TASK GOAL
Copy the following material line for line, with no changes.
-------- STORED RECORDS --------
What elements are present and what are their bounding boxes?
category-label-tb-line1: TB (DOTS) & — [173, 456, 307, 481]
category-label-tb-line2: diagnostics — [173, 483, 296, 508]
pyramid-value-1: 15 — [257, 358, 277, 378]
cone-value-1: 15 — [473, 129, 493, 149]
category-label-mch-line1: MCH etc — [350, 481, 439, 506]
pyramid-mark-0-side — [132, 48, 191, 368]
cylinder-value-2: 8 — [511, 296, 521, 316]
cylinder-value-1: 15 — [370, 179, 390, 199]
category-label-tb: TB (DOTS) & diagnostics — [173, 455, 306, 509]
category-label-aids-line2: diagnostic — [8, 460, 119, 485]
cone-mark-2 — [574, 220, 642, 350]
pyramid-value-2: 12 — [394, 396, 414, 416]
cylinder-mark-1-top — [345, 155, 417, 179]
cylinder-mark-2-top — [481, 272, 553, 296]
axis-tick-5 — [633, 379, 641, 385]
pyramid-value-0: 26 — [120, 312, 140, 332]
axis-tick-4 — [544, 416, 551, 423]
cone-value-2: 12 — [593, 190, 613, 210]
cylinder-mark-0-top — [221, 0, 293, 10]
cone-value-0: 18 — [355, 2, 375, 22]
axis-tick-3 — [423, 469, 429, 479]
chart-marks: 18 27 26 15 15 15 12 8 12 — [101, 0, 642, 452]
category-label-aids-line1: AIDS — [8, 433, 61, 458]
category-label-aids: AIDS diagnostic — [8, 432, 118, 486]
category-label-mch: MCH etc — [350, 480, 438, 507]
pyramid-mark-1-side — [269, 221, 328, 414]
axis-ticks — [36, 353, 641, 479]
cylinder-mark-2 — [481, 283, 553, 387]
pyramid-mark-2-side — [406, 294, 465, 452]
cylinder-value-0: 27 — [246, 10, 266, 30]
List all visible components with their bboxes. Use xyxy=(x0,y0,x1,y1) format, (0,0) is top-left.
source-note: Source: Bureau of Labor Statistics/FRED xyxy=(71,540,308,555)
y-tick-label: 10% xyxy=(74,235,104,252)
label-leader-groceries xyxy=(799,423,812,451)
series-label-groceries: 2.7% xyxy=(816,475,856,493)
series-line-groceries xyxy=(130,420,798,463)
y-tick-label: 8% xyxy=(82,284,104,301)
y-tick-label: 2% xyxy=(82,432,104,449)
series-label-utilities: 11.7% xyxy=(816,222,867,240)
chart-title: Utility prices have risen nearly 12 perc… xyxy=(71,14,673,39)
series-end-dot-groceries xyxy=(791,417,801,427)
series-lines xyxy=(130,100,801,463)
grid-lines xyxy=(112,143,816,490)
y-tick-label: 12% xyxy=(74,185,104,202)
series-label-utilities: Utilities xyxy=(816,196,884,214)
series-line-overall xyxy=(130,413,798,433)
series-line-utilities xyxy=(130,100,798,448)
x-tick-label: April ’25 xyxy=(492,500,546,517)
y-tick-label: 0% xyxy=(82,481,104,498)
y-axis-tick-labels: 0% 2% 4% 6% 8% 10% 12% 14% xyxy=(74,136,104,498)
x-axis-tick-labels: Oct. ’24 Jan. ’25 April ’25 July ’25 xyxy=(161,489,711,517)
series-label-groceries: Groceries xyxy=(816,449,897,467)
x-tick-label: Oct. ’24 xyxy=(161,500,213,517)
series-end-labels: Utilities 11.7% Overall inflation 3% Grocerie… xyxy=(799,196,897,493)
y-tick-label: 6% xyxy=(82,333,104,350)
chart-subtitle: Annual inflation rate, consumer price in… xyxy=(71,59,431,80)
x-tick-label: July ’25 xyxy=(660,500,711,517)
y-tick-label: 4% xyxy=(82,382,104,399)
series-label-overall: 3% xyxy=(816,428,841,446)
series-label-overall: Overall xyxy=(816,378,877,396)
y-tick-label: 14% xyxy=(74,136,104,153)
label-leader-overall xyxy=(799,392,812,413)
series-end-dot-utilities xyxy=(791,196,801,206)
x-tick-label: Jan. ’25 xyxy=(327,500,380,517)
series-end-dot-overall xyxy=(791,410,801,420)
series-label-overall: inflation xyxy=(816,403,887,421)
--------
EXERCISE RESPONSE
What elements are present and what are their bounding boxes?
category-label-tb-line1: TB (DOTS) & — [173, 456, 307, 481]
category-label-tb-line2: diagnostics — [173, 483, 296, 508]
pyramid-value-1: 15 — [257, 358, 277, 378]
cone-value-1: 15 — [473, 129, 493, 149]
category-label-mch-line1: MCH etc — [350, 481, 439, 506]
pyramid-mark-0-side — [132, 48, 191, 368]
cylinder-value-2: 8 — [511, 296, 521, 316]
cylinder-value-1: 15 — [370, 179, 390, 199]
category-label-tb: TB (DOTS) & diagnostics — [173, 455, 306, 509]
category-label-aids-line2: diagnostic — [8, 460, 119, 485]
cone-mark-2 — [574, 220, 642, 350]
pyramid-value-2: 12 — [394, 396, 414, 416]
cylinder-mark-1-top — [345, 155, 417, 179]
cylinder-mark-2-top — [481, 272, 553, 296]
axis-tick-5 — [633, 379, 641, 385]
pyramid-value-0: 26 — [120, 312, 140, 332]
axis-tick-4 — [544, 416, 551, 423]
cone-value-2: 12 — [593, 190, 613, 210]
cylinder-mark-0-top — [221, 0, 293, 10]
cone-value-0: 18 — [355, 2, 375, 22]
axis-tick-3 — [423, 469, 429, 479]
chart-marks: 18 27 26 15 15 15 12 8 12 — [101, 0, 642, 452]
category-label-aids-line1: AIDS — [8, 433, 61, 458]
category-label-aids: AIDS diagnostic — [8, 432, 118, 486]
category-label-mch: MCH etc — [350, 480, 438, 507]
pyramid-mark-1-side — [269, 221, 328, 414]
axis-ticks — [36, 353, 641, 479]
cylinder-mark-2 — [481, 283, 553, 387]
pyramid-mark-2-side — [406, 294, 465, 452]
cylinder-value-0: 27 — [246, 10, 266, 30]
List all visible components with their bboxes. Use xyxy=(x0,y0,x1,y1) format, (0,0) is top-left.
source-note: Source: Bureau of Labor Statistics/FRED xyxy=(71,540,308,555)
y-tick-label: 10% xyxy=(74,235,104,252)
label-leader-groceries xyxy=(799,423,812,451)
series-label-groceries: 2.7% xyxy=(816,475,856,493)
series-line-groceries xyxy=(130,420,798,463)
y-tick-label: 8% xyxy=(82,284,104,301)
y-tick-label: 2% xyxy=(82,432,104,449)
series-label-utilities: 11.7% xyxy=(816,222,867,240)
chart-title: Utility prices have risen nearly 12 perc… xyxy=(71,14,673,39)
series-end-dot-groceries xyxy=(791,417,801,427)
series-lines xyxy=(130,100,801,463)
grid-lines xyxy=(112,143,816,490)
y-tick-label: 12% xyxy=(74,185,104,202)
series-label-utilities: Utilities xyxy=(816,196,884,214)
series-line-overall xyxy=(130,413,798,433)
series-line-utilities xyxy=(130,100,798,448)
x-tick-label: April ’25 xyxy=(492,500,546,517)
y-tick-label: 0% xyxy=(82,481,104,498)
y-axis-tick-labels: 0% 2% 4% 6% 8% 10% 12% 14% xyxy=(74,136,104,498)
x-axis-tick-labels: Oct. ’24 Jan. ’25 April ’25 July ’25 xyxy=(161,489,711,517)
series-label-groceries: Groceries xyxy=(816,449,897,467)
x-tick-label: Oct. ’24 xyxy=(161,500,213,517)
series-end-labels: Utilities 11.7% Overall inflation 3% Grocerie… xyxy=(799,196,897,493)
y-tick-label: 6% xyxy=(82,333,104,350)
chart-subtitle: Annual inflation rate, consumer price in… xyxy=(71,59,431,80)
x-tick-label: July ’25 xyxy=(660,500,711,517)
y-tick-label: 4% xyxy=(82,382,104,399)
series-label-overall: 3% xyxy=(816,428,841,446)
series-label-overall: Overall xyxy=(816,378,877,396)
y-tick-label: 14% xyxy=(74,136,104,153)
label-leader-overall xyxy=(799,392,812,413)
series-end-dot-utilities xyxy=(791,196,801,206)
x-tick-label: Jan. ’25 xyxy=(327,500,380,517)
series-end-dot-overall xyxy=(791,410,801,420)
series-label-overall: inflation xyxy=(816,403,887,421)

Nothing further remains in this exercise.